OBJECTIVE ::
Every entry here needs to be repeated exactly.

Data records

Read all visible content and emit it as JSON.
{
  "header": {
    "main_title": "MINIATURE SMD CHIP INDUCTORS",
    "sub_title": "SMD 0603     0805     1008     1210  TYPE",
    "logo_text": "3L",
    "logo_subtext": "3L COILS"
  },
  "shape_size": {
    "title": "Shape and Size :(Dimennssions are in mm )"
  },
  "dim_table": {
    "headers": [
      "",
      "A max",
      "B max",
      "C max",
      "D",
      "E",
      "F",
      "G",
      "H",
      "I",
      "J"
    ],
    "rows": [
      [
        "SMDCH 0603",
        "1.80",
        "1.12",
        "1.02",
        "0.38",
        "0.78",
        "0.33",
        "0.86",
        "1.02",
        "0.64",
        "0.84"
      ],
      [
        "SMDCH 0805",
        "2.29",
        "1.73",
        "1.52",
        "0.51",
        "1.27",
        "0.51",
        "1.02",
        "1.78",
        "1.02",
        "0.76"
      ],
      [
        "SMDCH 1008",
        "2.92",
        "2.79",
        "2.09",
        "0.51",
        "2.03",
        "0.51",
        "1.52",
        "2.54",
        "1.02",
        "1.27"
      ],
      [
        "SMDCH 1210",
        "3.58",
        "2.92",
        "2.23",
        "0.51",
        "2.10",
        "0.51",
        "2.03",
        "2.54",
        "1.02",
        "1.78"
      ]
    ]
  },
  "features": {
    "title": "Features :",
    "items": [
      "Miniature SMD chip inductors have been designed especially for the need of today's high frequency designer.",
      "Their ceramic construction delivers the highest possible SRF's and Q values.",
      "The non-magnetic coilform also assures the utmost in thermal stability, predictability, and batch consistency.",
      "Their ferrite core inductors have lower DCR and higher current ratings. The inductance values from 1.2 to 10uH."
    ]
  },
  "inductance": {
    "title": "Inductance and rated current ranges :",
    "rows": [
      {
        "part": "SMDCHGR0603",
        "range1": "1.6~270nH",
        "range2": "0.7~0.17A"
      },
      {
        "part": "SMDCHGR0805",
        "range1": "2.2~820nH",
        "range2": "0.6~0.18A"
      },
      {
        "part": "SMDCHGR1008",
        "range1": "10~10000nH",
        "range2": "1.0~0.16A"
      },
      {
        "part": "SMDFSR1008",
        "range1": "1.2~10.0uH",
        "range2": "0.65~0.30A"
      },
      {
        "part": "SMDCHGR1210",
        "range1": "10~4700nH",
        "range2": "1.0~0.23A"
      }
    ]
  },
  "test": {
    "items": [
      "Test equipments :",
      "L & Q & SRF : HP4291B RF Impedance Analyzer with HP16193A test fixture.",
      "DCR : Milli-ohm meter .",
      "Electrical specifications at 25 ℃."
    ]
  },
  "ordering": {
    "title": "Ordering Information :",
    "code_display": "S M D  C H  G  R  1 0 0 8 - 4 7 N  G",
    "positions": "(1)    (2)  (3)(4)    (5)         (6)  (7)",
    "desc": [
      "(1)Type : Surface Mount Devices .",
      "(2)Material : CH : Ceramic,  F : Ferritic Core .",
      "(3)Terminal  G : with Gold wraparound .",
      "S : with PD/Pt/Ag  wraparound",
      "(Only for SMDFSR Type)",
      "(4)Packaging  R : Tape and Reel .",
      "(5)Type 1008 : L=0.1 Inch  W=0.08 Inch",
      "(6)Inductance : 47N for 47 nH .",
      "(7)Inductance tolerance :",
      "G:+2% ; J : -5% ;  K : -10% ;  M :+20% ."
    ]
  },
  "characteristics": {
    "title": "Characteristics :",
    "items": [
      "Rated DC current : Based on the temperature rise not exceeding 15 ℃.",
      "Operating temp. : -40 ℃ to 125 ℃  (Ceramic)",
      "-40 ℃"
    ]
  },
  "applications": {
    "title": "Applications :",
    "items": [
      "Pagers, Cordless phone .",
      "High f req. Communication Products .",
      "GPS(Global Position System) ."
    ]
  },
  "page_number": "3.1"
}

EXERCISE RESPONSE ::
Read all visible content and emit it as JSON.
{
  "header": {
    "main_title": "MINIATURE SMD CHIP INDUCTORS",
    "sub_title": "SMD 0603     0805     1008     1210  TYPE",
    "logo_text": "3L",
    "logo_subtext": "3L COILS"
  },
  "shape_size": {
    "title": "Shape and Size :(Dimennssions are in mm )"
  },
  "dim_table": {
    "headers": [
      "",
      "A max",
      "B max",
      "C max",
      "D",
      "E",
      "F",
      "G",
      "H",
      "I",
      "J"
    ],
    "rows": [
      [
        "SMDCH 0603",
        "1.80",
        "1.12",
        "1.02",
        "0.38",
        "0.78",
        "0.33",
        "0.86",
        "1.02",
        "0.64",
        "0.84"
      ],
      [
        "SMDCH 0805",
        "2.29",
        "1.73",
        "1.52",
        "0.51",
        "1.27",
        "0.51",
        "1.02",
        "1.78",
        "1.02",
        "0.76"
      ],
      [
        "SMDCH 1008",
        "2.92",
        "2.79",
        "2.09",
        "0.51",
        "2.03",
        "0.51",
        "1.52",
        "2.54",
        "1.02",
        "1.27"
      ],
      [
        "SMDCH 1210",
        "3.58",
        "2.92",
        "2.23",
        "0.51",
        "2.10",
        "0.51",
        "2.03",
        "2.54",
        "1.02",
        "1.78"
      ]
    ]
  },
  "features": {
    "title": "Features :",
    "items": [
      "Miniature SMD chip inductors have been designed especially for the need of today's high frequency designer.",
      "Their ceramic construction delivers the highest possible SRF's and Q values.",
      "The non-magnetic coilform also assures the utmost in thermal stability, predictability, and batch consistency.",
      "Their ferrite core inductors have lower DCR and higher current ratings. The inductance values from 1.2 to 10uH."
    ]
  },
  "inductance": {
    "title": "Inductance and rated current ranges :",
    "rows": [
      {
        "part": "SMDCHGR0603",
        "range1": "1.6~270nH",
        "range2": "0.7~0.17A"
      },
      {
        "part": "SMDCHGR0805",
        "range1": "2.2~820nH",
        "range2": "0.6~0.18A"
      },
      {
        "part": "SMDCHGR1008",
        "range1": "10~10000nH",
        "range2": "1.0~0.16A"
      },
      {
        "part": "SMDFSR1008",
        "range1": "1.2~10.0uH",
        "range2": "0.65~0.30A"
      },
      {
        "part": "SMDCHGR1210",
        "range1": "10~4700nH",
        "range2": "1.0~0.23A"
      }
    ]
  },
  "test": {
    "items": [
      "Test equipments :",
      "L & Q & SRF : HP4291B RF Impedance Analyzer with HP16193A test fixture.",
      "DCR : Milli-ohm meter .",
      "Electrical specifications at 25 ℃."
    ]
  },
  "ordering": {
    "title": "Ordering Information :",
    "code_display": "S M D  C H  G  R  1 0 0 8 - 4 7 N  G",
    "positions": "(1)    (2)  (3)(4)    (5)         (6)  (7)",
    "desc": [
      "(1)Type : Surface Mount Devices .",
      "(2)Material : CH : Ceramic,  F : Ferritic Core .",
      "(3)Terminal  G : with Gold wraparound .",
      "S : with PD/Pt/Ag  wraparound",
      "(Only for SMDFSR Type)",
      "(4)Packaging  R : Tape and Reel .",
      "(5)Type 1008 : L=0.1 Inch  W=0.08 Inch",
      "(6)Inductance : 47N for 47 nH .",
      "(7)Inductance tolerance :",
      "G:+2% ; J : -5% ;  K : -10% ;  M :+20% ."
    ]
  },
  "characteristics": {
    "title": "Characteristics :",
    "items": [
      "Rated DC current : Based on the temperature rise not exceeding 15 ℃.",
      "Operating temp. : -40 ℃ to 125 ℃  (Ceramic)",
      "-40 ℃"
    ]
  },
  "applications": {
    "title": "Applications :",
    "items": [
      "Pagers, Cordless phone .",
      "High f req. Communication Products .",
      "GPS(Global Position System) ."
    ]
  },
  "page_number": "3.1"
}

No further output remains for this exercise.